> **Written task**: Quote the entries that follow exactly, leaving none out.

====== Supplied data

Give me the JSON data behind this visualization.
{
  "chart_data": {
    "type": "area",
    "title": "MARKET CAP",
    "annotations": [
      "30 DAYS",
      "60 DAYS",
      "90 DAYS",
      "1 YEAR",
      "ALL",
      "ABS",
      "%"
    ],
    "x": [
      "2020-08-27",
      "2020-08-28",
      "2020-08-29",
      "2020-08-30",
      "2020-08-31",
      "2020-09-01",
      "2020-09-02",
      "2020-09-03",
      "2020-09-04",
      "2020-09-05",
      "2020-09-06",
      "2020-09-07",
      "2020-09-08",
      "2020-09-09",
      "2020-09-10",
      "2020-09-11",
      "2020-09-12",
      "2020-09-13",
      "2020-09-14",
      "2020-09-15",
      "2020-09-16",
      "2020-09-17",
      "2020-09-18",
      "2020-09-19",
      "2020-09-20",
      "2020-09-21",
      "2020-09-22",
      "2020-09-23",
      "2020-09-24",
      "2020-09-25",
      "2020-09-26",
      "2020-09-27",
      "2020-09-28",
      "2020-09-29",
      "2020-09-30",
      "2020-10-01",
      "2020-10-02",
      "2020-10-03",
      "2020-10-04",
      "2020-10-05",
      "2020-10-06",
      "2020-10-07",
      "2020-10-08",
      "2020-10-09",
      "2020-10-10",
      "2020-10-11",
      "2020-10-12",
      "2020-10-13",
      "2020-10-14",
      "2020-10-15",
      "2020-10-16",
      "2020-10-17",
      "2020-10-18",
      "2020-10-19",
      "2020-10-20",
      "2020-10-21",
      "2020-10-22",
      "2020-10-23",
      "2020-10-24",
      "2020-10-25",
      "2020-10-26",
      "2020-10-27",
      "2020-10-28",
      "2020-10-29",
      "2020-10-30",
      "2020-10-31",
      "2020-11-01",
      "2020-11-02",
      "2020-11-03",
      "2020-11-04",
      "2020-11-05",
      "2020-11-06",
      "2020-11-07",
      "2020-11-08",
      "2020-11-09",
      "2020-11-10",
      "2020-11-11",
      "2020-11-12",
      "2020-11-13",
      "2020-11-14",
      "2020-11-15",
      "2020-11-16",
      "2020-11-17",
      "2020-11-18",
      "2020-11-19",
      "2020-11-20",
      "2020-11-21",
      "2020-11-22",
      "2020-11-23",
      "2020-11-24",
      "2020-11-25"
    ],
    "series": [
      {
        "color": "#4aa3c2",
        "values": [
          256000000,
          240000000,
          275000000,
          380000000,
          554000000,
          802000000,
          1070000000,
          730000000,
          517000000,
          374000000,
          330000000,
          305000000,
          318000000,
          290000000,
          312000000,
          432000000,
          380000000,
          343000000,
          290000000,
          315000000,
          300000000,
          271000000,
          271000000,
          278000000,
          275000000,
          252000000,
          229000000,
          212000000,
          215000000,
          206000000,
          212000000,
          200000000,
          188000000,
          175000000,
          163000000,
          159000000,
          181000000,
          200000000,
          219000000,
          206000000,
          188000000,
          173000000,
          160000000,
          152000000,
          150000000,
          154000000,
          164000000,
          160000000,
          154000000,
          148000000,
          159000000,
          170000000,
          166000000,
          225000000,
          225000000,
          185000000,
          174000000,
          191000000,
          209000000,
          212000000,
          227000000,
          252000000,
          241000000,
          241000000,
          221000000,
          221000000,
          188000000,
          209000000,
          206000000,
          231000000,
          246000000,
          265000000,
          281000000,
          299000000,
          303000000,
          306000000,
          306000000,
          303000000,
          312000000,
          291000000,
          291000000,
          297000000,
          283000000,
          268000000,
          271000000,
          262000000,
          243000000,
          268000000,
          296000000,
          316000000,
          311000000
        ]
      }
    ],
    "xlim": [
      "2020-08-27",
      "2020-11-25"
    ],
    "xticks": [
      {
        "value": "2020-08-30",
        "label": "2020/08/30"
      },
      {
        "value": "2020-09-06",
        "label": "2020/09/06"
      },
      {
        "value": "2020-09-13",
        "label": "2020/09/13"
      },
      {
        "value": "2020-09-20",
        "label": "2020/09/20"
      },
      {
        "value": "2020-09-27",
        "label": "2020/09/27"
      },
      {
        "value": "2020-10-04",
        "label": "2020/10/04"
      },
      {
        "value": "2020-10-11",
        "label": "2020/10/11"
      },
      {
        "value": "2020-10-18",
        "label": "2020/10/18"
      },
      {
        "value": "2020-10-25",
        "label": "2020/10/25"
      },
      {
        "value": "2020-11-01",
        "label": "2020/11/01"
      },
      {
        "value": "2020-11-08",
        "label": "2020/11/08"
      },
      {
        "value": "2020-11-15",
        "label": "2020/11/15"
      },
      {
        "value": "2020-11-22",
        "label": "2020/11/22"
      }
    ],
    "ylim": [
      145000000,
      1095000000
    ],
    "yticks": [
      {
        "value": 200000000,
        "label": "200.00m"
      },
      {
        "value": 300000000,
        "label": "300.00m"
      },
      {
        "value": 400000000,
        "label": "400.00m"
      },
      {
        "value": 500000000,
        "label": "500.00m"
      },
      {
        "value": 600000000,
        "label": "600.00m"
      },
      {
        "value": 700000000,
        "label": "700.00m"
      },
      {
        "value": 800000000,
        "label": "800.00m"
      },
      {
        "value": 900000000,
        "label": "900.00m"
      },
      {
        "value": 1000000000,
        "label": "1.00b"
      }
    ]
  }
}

============

> **Solved exercise**:
Give me the JSON data behind this visualization.
{
  "chart_data": {
    "type": "area",
    "title": "MARKET CAP",
    "annotations": [
      "30 DAYS",
      "60 DAYS",
      "90 DAYS",
      "1 YEAR",
      "ALL",
      "ABS",
      "%"
    ],
    "x": [
      "2020-08-27",
      "2020-08-28",
      "2020-08-29",
      "2020-08-30",
      "2020-08-31",
      "2020-09-01",
      "2020-09-02",
      "2020-09-03",
      "2020-09-04",
      "2020-09-05",
      "2020-09-06",
      "2020-09-07",
      "2020-09-08",
      "2020-09-09",
      "2020-09-10",
      "2020-09-11",
      "2020-09-12",
      "2020-09-13",
      "2020-09-14",
      "2020-09-15",
      "2020-09-16",
      "2020-09-17",
      "2020-09-18",
      "2020-09-19",
      "2020-09-20",
      "2020-09-21",
      "2020-09-22",
      "2020-09-23",
      "2020-09-24",
      "2020-09-25",
      "2020-09-26",
      "2020-09-27",
      "2020-09-28",
      "2020-09-29",
      "2020-09-30",
      "2020-10-01",
      "2020-10-02",
      "2020-10-03",
      "2020-10-04",
      "2020-10-05",
      "2020-10-06",
      "2020-10-07",
      "2020-10-08",
      "2020-10-09",
      "2020-10-10",
      "2020-10-11",
      "2020-10-12",
      "2020-10-13",
      "2020-10-14",
      "2020-10-15",
      "2020-10-16",
      "2020-10-17",
      "2020-10-18",
      "2020-10-19",
      "2020-10-20",
      "2020-10-21",
      "2020-10-22",
      "2020-10-23",
      "2020-10-24",
      "2020-10-25",
      "2020-10-26",
      "2020-10-27",
      "2020-10-28",
      "2020-10-29",
      "2020-10-30",
      "2020-10-31",
      "2020-11-01",
      "2020-11-02",
      "2020-11-03",
      "2020-11-04",
      "2020-11-05",
      "2020-11-06",
      "2020-11-07",
      "2020-11-08",
      "2020-11-09",
      "2020-11-10",
      "2020-11-11",
      "2020-11-12",
      "2020-11-13",
      "2020-11-14",
      "2020-11-15",
      "2020-11-16",
      "2020-11-17",
      "2020-11-18",
      "2020-11-19",
      "2020-11-20",
      "2020-11-21",
      "2020-11-22",
      "2020-11-23",
      "2020-11-24",
      "2020-11-25"
    ],
    "series": [
      {
        "color": "#4aa3c2",
        "values": [
          256000000,
          240000000,
          275000000,
          380000000,
          554000000,
          802000000,
          1070000000,
          730000000,
          517000000,
          374000000,
          330000000,
          305000000,
          318000000,
          290000000,
          312000000,
          432000000,
          380000000,
          343000000,
          290000000,
          315000000,
          300000000,
          271000000,
          271000000,
          278000000,
          275000000,
          252000000,
          229000000,
          212000000,
          215000000,
          206000000,
          212000000,
          200000000,
          188000000,
          175000000,
          163000000,
          159000000,
          181000000,
          200000000,
          219000000,
          206000000,
          188000000,
          173000000,
          160000000,
          152000000,
          150000000,
          154000000,
          164000000,
          160000000,
          154000000,
          148000000,
          159000000,
          170000000,
          166000000,
          225000000,
          225000000,
          185000000,
          174000000,
          191000000,
          209000000,
          212000000,
          227000000,
          252000000,
          241000000,
          241000000,
          221000000,
          221000000,
          188000000,
          209000000,
          206000000,
          231000000,
          246000000,
          265000000,
          281000000,
          299000000,
          303000000,
          306000000,
          306000000,
          303000000,
          312000000,
          291000000,
          291000000,
          297000000,
          283000000,
          268000000,
          271000000,
          262000000,
          243000000,
          268000000,
          296000000,
          316000000,
          311000000
        ]
      }
    ],
    "xlim": [
      "2020-08-27",
      "2020-11-25"
    ],
    "xticks": [
      {
        "value": "2020-08-30",
        "label": "2020/08/30"
      },
      {
        "value": "2020-09-06",
        "label": "2020/09/06"
      },
      {
        "value": "2020-09-13",
        "label": "2020/09/13"
      },
      {
        "value": "2020-09-20",
        "label": "2020/09/20"
      },
      {
        "value": "2020-09-27",
        "label": "2020/09/27"
      },
      {
        "value": "2020-10-04",
        "label": "2020/10/04"
      },
      {
        "value": "2020-10-11",
        "label": "2020/10/11"
      },
      {
        "value": "2020-10-18",
        "label": "2020/10/18"
      },
      {
        "value": "2020-10-25",
        "label": "2020/10/25"
      },
      {
        "value": "2020-11-01",
        "label": "2020/11/01"
      },
      {
        "value": "2020-11-08",
        "label": "2020/11/08"
      },
      {
        "value": "2020-11-15",
        "label": "2020/11/15"
      },
      {
        "value": "2020-11-22",
        "label": "2020/11/22"
      }
    ],
    "ylim": [
      145000000,
      1095000000
    ],
    "yticks": [
      {
        "value": 200000000,
        "label": "200.00m"
      },
      {
        "value": 300000000,
        "label": "300.00m"
      },
      {
        "value": 400000000,
        "label": "400.00m"
      },
      {
        "value": 500000000,
        "label": "500.00m"
      },
      {
        "value": 600000000,
        "label": "600.00m"
      },
      {
        "value": 700000000,
        "label": "700.00m"
      },
      {
        "value": 800000000,
        "label": "800.00m"
      },
      {
        "value": 900000000,
        "label": "900.00m"
      },
      {
        "value": 1000000000,
        "label": "1.00b"
      }
    ]
  }
}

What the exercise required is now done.